══ Records for processing

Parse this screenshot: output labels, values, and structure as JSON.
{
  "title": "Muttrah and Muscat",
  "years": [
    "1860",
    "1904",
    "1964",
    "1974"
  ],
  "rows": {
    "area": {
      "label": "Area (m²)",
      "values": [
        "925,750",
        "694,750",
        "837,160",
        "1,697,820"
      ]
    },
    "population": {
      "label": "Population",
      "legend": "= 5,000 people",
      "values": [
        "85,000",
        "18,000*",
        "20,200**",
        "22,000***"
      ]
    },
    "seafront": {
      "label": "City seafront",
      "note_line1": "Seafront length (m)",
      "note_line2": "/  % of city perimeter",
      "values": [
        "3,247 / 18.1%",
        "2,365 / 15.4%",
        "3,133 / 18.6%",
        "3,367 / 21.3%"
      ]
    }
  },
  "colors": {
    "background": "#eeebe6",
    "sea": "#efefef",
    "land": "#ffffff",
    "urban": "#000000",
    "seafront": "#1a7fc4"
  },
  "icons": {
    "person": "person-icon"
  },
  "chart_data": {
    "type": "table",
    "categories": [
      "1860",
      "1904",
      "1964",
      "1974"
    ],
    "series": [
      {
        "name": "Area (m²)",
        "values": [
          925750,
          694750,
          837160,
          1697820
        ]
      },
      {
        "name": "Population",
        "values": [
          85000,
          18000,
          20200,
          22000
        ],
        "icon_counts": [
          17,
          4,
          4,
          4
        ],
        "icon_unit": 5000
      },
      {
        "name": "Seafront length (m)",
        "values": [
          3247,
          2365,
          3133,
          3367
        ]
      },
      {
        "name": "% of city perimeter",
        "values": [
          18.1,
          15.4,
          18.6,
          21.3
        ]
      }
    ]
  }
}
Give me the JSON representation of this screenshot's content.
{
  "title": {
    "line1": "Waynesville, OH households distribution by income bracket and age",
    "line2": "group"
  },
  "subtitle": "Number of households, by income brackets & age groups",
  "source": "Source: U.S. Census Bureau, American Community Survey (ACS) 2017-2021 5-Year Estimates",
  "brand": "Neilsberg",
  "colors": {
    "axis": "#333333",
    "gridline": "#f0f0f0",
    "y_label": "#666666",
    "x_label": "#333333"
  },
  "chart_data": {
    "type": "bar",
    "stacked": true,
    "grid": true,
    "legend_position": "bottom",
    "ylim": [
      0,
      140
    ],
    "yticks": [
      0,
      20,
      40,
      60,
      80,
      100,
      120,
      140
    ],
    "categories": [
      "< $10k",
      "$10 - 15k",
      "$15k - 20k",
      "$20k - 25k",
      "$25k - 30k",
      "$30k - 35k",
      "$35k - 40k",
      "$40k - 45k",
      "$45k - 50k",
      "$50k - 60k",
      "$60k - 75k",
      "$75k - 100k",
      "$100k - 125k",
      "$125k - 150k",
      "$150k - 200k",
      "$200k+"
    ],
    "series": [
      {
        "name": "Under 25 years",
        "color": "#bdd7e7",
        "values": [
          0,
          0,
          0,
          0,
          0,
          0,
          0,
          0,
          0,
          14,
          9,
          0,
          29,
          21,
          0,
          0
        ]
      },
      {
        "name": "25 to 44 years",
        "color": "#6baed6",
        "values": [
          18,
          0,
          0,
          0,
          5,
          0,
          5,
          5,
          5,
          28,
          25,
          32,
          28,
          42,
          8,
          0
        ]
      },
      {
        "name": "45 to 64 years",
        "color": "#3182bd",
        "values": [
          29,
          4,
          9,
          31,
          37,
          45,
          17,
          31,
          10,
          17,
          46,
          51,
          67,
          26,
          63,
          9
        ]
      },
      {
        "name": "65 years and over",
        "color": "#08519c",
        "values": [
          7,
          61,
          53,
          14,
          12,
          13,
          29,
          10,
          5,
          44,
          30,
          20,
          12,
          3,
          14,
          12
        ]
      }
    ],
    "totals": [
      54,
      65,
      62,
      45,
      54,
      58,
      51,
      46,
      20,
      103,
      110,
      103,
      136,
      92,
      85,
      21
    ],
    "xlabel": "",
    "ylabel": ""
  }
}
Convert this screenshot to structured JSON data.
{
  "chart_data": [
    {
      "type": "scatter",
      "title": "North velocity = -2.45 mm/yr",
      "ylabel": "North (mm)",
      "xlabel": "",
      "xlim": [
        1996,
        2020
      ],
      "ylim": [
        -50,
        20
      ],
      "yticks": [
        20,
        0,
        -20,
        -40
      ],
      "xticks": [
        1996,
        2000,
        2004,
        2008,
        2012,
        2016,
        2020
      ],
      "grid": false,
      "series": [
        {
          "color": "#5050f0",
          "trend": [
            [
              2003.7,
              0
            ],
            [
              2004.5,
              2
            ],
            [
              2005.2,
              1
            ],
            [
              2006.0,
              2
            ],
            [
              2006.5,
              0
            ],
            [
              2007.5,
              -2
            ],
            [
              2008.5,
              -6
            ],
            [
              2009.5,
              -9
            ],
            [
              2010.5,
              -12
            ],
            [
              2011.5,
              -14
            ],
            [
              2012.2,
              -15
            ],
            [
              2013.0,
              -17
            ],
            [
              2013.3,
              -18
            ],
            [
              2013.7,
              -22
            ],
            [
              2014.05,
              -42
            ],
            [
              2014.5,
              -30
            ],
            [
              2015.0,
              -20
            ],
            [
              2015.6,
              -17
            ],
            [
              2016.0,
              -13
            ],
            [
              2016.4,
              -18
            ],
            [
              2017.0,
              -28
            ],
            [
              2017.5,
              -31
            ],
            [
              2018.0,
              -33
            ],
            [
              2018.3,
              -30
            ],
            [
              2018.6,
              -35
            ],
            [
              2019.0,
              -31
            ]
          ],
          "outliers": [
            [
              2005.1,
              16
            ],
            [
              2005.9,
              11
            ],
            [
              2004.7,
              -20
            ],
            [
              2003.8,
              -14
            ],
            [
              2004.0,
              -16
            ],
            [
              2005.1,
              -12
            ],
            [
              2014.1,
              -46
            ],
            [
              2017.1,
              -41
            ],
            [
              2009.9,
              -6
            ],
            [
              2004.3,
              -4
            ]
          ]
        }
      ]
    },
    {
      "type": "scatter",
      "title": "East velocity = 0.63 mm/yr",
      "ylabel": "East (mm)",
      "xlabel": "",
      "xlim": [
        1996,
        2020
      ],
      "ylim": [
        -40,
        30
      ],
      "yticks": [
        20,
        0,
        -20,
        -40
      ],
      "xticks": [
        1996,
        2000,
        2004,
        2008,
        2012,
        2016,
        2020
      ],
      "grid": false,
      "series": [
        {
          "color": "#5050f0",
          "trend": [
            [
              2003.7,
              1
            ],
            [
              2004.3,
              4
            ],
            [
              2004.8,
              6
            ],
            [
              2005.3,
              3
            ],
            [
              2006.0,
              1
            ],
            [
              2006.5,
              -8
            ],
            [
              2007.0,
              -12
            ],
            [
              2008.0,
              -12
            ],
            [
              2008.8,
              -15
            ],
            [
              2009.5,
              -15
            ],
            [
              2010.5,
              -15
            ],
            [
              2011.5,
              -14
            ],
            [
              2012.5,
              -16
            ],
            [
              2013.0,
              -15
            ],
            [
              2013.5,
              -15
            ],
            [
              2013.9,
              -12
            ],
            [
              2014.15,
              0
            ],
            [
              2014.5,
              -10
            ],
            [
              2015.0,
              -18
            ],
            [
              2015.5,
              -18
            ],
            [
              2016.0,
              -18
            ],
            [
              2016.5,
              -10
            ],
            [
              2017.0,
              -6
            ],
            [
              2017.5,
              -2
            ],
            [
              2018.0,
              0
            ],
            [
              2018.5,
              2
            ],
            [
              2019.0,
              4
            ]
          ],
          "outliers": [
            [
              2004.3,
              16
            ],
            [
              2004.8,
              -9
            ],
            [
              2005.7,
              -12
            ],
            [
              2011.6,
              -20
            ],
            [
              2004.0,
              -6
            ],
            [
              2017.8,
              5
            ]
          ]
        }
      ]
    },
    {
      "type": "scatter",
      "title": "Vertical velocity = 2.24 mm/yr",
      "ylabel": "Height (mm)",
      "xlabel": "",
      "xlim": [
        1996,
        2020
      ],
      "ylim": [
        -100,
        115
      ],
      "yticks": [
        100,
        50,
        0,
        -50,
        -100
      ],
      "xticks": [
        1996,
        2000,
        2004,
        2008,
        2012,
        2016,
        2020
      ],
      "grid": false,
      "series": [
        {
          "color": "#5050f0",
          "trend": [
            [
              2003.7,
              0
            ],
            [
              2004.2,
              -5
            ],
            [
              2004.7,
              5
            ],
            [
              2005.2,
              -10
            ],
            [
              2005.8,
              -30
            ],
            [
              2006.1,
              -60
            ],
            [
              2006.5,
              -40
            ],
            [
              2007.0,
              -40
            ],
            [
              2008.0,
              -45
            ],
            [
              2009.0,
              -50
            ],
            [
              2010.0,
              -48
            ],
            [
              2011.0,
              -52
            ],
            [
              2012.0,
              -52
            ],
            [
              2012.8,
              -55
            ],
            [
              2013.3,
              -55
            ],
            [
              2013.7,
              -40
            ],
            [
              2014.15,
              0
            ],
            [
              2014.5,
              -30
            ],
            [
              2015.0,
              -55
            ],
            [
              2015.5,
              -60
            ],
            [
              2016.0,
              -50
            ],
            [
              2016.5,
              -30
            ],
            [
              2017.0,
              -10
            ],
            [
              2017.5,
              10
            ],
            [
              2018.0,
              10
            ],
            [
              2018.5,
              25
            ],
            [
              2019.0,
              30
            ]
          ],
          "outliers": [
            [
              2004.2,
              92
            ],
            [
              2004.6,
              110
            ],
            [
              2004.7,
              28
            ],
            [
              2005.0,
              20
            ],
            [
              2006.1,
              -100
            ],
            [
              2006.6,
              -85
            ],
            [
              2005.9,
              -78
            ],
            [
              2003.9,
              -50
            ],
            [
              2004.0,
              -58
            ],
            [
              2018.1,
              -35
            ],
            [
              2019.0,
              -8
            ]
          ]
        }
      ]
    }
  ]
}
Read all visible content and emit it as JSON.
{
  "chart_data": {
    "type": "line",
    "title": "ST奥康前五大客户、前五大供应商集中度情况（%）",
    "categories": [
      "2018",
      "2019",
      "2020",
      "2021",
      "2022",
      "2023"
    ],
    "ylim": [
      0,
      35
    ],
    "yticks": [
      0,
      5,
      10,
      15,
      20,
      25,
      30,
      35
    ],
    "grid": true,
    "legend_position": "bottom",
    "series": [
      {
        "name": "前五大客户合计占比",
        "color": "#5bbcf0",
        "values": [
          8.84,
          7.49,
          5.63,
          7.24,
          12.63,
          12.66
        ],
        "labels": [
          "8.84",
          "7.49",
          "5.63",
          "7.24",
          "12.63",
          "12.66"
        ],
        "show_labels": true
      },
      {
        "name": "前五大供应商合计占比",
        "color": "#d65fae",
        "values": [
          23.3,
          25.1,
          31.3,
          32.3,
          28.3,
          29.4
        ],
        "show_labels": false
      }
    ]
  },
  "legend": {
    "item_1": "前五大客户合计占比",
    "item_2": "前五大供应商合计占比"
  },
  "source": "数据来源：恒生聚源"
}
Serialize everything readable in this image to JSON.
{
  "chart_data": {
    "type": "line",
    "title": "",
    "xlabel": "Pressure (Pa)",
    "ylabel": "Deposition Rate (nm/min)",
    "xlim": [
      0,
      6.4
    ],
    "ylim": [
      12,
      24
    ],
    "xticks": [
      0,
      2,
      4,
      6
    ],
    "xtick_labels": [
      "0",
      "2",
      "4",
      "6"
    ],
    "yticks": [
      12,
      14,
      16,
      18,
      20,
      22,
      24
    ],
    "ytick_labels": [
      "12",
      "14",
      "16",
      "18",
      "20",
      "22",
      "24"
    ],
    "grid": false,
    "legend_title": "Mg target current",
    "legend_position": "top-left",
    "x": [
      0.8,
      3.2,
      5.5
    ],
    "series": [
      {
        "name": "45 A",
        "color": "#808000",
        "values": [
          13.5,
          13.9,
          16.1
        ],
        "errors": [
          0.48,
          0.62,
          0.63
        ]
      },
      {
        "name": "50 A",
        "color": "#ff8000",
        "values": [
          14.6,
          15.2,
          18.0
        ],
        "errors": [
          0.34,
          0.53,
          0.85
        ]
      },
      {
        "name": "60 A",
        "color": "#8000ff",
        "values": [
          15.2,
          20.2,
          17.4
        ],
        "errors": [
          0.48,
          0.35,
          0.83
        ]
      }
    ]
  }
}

════

What is expected:
Report the number of lines in the entries above that include the string "income". Give nothing but the number.

Problem solution:
2